PROBLEM REQUIREMENTS: Reproduce every entry in the listing without alteration.

Stored data entries:

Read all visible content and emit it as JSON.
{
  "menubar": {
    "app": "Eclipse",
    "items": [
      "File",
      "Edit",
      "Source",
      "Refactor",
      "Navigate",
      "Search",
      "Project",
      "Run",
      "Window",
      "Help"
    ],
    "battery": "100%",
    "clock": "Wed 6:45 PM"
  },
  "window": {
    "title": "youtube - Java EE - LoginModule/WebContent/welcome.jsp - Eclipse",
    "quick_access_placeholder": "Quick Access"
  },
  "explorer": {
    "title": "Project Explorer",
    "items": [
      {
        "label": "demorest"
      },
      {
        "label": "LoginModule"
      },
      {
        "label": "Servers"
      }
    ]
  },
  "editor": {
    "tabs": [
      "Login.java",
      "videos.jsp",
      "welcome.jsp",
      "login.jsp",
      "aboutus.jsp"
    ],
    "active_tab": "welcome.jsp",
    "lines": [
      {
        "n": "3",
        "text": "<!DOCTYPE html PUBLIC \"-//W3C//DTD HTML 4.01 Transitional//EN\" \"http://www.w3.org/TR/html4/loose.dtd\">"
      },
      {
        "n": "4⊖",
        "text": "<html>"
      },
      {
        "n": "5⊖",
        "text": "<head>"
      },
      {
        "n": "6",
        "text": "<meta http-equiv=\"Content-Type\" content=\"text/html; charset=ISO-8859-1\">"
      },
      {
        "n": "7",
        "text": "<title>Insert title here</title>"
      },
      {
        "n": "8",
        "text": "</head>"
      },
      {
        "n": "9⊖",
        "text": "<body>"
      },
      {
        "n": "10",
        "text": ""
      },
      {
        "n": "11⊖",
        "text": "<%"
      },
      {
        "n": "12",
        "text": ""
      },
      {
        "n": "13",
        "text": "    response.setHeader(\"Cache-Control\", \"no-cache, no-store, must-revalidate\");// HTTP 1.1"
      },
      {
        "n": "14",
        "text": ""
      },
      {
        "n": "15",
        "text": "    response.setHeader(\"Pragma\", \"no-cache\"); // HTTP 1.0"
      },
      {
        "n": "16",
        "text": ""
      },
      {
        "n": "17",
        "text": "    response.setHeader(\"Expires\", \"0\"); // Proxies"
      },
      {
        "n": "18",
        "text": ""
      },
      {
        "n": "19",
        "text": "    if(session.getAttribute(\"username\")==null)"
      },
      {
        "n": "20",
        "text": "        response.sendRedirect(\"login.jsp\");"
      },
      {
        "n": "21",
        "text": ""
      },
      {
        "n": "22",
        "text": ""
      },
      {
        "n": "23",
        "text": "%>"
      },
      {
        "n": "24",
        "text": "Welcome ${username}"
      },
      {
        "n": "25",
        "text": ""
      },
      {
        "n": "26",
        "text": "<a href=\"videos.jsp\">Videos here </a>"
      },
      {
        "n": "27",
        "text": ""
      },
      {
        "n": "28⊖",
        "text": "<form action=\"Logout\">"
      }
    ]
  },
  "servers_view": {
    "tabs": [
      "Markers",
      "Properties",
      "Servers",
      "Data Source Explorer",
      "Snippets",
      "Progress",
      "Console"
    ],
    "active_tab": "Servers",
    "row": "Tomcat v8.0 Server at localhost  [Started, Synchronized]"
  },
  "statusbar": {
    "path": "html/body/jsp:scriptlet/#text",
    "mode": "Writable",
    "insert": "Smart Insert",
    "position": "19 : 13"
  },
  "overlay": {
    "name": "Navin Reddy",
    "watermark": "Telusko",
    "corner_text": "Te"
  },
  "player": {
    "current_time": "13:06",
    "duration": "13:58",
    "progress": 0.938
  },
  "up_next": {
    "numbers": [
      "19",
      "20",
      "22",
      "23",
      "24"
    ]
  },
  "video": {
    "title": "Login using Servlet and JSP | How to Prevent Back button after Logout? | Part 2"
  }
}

RESULT OF THE EXERCISE:
Read all visible content and emit it as JSON.
{
  "menubar": {
    "app": "Eclipse",
    "items": [
      "File",
      "Edit",
      "Source",
      "Refactor",
      "Navigate",
      "Search",
      "Project",
      "Run",
      "Window",
      "Help"
    ],
    "battery": "100%",
    "clock": "Wed 6:45 PM"
  },
  "window": {
    "title": "youtube - Java EE - LoginModule/WebContent/welcome.jsp - Eclipse",
    "quick_access_placeholder": "Quick Access"
  },
  "explorer": {
    "title": "Project Explorer",
    "items": [
      {
        "label": "demorest"
      },
      {
        "label": "LoginModule"
      },
      {
        "label": "Servers"
      }
    ]
  },
  "editor": {
    "tabs": [
      "Login.java",
      "videos.jsp",
      "welcome.jsp",
      "login.jsp",
      "aboutus.jsp"
    ],
    "active_tab": "welcome.jsp",
    "lines": [
      {
        "n": "3",
        "text": "<!DOCTYPE html PUBLIC \"-//W3C//DTD HTML 4.01 Transitional//EN\" \"http://www.w3.org/TR/html4/loose.dtd\">"
      },
      {
        "n": "4⊖",
        "text": "<html>"
      },
      {
        "n": "5⊖",
        "text": "<head>"
      },
      {
        "n": "6",
        "text": "<meta http-equiv=\"Content-Type\" content=\"text/html; charset=ISO-8859-1\">"
      },
      {
        "n": "7",
        "text": "<title>Insert title here</title>"
      },
      {
        "n": "8",
        "text": "</head>"
      },
      {
        "n": "9⊖",
        "text": "<body>"
      },
      {
        "n": "10",
        "text": ""
      },
      {
        "n": "11⊖",
        "text": "<%"
      },
      {
        "n": "12",
        "text": ""
      },
      {
        "n": "13",
        "text": "    response.setHeader(\"Cache-Control\", \"no-cache, no-store, must-revalidate\");// HTTP 1.1"
      },
      {
        "n": "14",
        "text": ""
      },
      {
        "n": "15",
        "text": "    response.setHeader(\"Pragma\", \"no-cache\"); // HTTP 1.0"
      },
      {
        "n": "16",
        "text": ""
      },
      {
        "n": "17",
        "text": "    response.setHeader(\"Expires\", \"0\"); // Proxies"
      },
      {
        "n": "18",
        "text": ""
      },
      {
        "n": "19",
        "text": "    if(session.getAttribute(\"username\")==null)"
      },
      {
        "n": "20",
        "text": "        response.sendRedirect(\"login.jsp\");"
      },
      {
        "n": "21",
        "text": ""
      },
      {
        "n": "22",
        "text": ""
      },
      {
        "n": "23",
        "text": "%>"
      },
      {
        "n": "24",
        "text": "Welcome ${username}"
      },
      {
        "n": "25",
        "text": ""
      },
      {
        "n": "26",
        "text": "<a href=\"videos.jsp\">Videos here </a>"
      },
      {
        "n": "27",
        "text": ""
      },
      {
        "n": "28⊖",
        "text": "<form action=\"Logout\">"
      }
    ]
  },
  "servers_view": {
    "tabs": [
      "Markers",
      "Properties",
      "Servers",
      "Data Source Explorer",
      "Snippets",
      "Progress",
      "Console"
    ],
    "active_tab": "Servers",
    "row": "Tomcat v8.0 Server at localhost  [Started, Synchronized]"
  },
  "statusbar": {
    "path": "html/body/jsp:scriptlet/#text",
    "mode": "Writable",
    "insert": "Smart Insert",
    "position": "19 : 13"
  },
  "overlay": {
    "name": "Navin Reddy",
    "watermark": "Telusko",
    "corner_text": "Te"
  },
  "player": {
    "current_time": "13:06",
    "duration": "13:58",
    "progress": 0.938
  },
  "up_next": {
    "numbers": [
      "19",
      "20",
      "22",
      "23",
      "24"
    ]
  },
  "video": {
    "title": "Login using Servlet and JSP | How to Prevent Back button after Logout? | Part 2"
  }
}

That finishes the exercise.